Data records
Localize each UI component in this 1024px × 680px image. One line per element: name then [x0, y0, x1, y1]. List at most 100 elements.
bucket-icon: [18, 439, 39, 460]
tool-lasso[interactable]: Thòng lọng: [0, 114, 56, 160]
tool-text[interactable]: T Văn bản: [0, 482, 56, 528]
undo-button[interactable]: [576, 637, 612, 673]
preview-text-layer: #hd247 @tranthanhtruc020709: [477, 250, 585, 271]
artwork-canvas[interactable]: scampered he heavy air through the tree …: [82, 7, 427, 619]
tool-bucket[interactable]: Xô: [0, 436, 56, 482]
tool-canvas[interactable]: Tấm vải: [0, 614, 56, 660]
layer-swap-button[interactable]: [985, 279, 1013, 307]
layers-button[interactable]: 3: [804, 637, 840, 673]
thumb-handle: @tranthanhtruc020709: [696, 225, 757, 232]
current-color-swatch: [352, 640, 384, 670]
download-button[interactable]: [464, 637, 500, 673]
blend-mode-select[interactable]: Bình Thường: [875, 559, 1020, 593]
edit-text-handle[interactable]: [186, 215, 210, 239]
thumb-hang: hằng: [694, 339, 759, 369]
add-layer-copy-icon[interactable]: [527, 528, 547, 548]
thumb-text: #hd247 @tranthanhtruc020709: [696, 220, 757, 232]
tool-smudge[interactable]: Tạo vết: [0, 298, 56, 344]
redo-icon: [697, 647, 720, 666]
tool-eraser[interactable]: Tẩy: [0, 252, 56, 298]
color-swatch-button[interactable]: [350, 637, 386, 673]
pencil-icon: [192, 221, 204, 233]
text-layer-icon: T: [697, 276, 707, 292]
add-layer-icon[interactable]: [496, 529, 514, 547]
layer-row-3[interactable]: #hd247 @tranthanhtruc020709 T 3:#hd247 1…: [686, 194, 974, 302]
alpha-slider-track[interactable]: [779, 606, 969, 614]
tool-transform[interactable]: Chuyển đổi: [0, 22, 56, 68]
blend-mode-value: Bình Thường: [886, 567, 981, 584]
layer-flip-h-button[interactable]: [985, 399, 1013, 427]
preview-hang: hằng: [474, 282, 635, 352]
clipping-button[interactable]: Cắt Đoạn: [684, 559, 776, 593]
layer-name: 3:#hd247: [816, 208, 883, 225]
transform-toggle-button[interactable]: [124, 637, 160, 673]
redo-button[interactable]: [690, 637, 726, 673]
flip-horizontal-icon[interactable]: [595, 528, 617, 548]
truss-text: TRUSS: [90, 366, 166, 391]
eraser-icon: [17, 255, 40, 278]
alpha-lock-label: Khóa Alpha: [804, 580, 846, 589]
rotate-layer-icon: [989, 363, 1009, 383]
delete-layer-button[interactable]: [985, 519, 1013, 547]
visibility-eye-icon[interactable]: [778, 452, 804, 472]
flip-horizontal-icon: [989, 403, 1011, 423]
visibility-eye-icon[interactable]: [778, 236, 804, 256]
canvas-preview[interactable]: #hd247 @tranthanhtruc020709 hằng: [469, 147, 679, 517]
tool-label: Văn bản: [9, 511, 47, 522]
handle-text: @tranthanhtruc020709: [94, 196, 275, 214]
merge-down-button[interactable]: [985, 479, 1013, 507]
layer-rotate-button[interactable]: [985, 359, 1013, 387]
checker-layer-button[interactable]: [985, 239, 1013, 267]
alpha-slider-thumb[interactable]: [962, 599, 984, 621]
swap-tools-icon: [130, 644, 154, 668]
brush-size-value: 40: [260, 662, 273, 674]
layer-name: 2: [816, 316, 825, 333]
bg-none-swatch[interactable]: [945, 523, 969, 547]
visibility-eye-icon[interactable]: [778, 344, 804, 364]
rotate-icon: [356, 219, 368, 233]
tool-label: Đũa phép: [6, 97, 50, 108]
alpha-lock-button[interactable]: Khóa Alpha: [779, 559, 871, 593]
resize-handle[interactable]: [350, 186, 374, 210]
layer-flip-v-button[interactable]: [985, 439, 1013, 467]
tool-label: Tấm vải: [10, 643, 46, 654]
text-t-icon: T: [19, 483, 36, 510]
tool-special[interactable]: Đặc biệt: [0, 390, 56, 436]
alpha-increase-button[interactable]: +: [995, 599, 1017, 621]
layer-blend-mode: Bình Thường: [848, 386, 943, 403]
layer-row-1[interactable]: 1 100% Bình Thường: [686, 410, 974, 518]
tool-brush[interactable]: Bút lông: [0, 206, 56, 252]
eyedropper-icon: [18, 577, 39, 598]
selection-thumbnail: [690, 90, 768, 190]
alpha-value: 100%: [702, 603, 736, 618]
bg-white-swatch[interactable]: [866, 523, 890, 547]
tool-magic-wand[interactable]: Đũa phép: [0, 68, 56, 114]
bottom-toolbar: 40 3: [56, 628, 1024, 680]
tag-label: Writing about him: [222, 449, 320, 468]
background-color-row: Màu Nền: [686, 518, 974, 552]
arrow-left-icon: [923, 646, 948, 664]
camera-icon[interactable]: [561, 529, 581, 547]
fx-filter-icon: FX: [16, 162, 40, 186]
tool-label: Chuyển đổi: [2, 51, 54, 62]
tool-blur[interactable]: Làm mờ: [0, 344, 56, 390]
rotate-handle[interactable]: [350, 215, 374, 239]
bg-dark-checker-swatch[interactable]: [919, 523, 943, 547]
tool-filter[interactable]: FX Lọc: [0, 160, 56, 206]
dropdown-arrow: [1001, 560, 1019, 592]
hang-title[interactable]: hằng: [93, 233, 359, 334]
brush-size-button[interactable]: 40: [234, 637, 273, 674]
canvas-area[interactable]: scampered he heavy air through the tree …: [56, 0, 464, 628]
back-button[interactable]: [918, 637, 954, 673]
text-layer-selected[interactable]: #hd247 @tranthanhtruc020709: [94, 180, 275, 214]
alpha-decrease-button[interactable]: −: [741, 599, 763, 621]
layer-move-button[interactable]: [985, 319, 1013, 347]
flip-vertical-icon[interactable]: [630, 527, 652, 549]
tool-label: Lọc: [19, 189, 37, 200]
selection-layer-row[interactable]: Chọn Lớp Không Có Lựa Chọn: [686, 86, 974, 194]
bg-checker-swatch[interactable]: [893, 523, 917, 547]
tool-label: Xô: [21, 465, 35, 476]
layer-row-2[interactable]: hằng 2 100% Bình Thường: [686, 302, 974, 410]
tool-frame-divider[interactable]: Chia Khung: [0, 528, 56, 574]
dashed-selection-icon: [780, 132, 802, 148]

■ **YOUR OBJECTIVE**
Pick out every line in the records above that contains the word "visibility", and copy each one in full.

■ **EXERCISE RESPONSE**
visibility-eye-icon[interactable]: [778, 452, 804, 472]
visibility-eye-icon[interactable]: [778, 236, 804, 256]
visibility-eye-icon[interactable]: [778, 344, 804, 364]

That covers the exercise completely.